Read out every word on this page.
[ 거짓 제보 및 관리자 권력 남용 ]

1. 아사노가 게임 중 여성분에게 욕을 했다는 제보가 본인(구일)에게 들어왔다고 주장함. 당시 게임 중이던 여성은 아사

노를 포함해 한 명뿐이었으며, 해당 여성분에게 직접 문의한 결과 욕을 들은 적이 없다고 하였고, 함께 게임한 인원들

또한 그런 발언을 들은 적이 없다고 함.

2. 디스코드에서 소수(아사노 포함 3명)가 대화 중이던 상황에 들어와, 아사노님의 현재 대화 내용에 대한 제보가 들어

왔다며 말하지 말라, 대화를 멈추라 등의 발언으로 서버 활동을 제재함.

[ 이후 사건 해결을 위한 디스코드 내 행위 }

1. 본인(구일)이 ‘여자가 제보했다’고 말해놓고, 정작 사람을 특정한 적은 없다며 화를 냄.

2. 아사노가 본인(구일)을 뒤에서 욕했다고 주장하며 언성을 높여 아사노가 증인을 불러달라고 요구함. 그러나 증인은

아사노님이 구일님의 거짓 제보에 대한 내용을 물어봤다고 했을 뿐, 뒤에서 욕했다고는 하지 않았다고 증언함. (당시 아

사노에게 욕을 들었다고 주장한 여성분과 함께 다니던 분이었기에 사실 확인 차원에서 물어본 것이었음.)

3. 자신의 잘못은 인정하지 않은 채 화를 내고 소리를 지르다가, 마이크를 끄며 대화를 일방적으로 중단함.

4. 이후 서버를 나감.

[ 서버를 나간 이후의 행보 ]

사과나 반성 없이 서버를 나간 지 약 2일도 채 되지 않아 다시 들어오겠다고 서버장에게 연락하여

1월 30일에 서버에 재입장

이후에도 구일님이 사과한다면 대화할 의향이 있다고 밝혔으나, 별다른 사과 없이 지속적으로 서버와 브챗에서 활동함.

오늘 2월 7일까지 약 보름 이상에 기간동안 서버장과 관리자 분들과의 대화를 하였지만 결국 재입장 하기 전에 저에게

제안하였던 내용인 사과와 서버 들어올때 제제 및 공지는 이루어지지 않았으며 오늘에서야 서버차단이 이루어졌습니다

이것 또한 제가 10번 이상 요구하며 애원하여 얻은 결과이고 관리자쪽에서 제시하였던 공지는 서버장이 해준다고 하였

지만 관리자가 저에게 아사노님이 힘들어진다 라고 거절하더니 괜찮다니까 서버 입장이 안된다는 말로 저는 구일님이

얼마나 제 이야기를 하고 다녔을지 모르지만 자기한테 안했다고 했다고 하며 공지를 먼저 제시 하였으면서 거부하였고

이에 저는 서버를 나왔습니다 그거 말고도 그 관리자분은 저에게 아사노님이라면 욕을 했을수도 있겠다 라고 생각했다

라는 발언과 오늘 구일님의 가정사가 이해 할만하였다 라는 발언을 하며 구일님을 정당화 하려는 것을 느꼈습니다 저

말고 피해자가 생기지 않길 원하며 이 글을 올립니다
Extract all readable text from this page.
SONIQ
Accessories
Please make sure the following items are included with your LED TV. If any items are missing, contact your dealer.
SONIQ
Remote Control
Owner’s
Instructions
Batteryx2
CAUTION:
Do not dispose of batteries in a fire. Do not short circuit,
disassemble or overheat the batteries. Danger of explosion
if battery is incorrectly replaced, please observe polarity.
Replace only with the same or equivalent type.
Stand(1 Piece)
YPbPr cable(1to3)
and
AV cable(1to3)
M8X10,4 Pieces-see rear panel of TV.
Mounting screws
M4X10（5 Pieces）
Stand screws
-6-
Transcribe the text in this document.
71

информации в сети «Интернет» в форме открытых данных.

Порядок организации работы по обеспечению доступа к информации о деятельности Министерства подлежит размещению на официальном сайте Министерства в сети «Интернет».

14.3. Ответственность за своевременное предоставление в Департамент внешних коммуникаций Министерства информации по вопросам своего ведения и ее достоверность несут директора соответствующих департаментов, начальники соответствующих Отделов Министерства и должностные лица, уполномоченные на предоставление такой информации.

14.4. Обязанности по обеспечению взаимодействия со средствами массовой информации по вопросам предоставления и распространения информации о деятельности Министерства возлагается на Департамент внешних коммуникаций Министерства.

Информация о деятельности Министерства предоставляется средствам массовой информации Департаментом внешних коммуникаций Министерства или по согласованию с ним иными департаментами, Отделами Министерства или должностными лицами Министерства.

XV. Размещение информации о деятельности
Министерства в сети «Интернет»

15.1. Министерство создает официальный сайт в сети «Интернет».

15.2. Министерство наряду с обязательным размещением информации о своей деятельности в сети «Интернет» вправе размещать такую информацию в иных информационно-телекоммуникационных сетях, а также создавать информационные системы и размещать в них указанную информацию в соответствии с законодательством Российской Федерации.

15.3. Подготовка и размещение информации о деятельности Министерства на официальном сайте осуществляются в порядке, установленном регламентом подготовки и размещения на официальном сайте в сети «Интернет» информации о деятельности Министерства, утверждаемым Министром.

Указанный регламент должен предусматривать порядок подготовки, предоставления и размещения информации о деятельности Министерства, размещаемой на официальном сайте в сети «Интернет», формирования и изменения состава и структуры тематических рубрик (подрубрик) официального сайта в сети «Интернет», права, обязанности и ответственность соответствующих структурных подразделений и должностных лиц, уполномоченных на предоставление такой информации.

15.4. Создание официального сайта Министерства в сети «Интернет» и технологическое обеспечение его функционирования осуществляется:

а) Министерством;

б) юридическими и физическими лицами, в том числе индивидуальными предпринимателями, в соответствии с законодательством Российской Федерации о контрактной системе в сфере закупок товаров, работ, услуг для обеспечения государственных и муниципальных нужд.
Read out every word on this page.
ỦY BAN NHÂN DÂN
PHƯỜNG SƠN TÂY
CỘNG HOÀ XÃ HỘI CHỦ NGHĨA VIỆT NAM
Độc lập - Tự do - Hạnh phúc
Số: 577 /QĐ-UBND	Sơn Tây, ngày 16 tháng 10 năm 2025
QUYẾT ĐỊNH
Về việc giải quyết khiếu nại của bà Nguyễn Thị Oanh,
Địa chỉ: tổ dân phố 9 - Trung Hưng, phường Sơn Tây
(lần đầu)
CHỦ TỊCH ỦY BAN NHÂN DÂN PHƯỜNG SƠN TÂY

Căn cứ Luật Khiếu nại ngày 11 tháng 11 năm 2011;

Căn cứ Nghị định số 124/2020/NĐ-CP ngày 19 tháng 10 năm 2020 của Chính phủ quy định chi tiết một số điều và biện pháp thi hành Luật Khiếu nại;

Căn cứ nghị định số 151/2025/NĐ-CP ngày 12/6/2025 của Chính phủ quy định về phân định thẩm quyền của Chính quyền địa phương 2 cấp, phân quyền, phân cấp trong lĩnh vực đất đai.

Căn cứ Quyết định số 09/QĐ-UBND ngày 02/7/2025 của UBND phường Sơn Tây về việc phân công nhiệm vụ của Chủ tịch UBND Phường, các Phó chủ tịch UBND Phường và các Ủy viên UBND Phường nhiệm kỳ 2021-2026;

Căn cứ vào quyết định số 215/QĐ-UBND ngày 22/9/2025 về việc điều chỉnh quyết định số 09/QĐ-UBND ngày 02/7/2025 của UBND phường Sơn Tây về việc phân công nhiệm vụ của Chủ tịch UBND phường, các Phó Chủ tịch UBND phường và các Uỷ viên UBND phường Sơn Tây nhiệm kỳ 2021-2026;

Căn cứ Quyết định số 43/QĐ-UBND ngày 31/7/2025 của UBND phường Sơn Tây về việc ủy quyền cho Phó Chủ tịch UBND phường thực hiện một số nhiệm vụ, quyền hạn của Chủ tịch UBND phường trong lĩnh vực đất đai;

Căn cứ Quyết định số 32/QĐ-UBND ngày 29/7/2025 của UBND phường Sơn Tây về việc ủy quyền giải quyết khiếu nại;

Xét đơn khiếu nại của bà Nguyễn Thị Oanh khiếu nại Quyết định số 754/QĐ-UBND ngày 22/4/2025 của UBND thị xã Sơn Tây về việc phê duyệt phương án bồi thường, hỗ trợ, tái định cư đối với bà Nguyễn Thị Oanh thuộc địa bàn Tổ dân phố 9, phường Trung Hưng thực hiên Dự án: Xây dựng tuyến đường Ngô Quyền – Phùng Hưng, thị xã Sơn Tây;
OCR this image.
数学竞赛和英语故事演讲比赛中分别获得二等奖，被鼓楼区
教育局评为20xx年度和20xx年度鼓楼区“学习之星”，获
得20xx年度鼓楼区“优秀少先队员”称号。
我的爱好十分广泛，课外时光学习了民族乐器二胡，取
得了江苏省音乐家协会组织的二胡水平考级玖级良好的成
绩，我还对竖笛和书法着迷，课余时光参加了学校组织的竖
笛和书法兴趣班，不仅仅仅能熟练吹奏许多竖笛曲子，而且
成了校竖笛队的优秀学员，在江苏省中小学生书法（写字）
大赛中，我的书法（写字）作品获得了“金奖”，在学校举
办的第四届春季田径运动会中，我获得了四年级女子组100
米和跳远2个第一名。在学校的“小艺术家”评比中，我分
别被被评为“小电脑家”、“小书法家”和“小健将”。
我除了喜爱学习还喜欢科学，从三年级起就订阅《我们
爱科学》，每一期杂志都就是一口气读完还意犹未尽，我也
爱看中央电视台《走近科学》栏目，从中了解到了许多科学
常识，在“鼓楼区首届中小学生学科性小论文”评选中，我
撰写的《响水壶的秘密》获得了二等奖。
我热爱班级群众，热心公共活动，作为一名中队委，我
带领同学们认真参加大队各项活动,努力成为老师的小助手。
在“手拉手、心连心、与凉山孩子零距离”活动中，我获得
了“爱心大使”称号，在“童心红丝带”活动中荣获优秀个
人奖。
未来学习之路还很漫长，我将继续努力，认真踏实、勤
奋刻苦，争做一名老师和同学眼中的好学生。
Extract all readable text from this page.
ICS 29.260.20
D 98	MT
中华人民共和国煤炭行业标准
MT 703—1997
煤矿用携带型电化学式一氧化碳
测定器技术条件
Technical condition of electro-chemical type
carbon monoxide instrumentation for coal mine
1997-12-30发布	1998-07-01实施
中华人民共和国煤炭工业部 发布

----------

● EXERCISE
Going through the entries above line by line, work out how many lines include the word "сети". Only the number is required.

● REPLY TO THE EXERCISE
8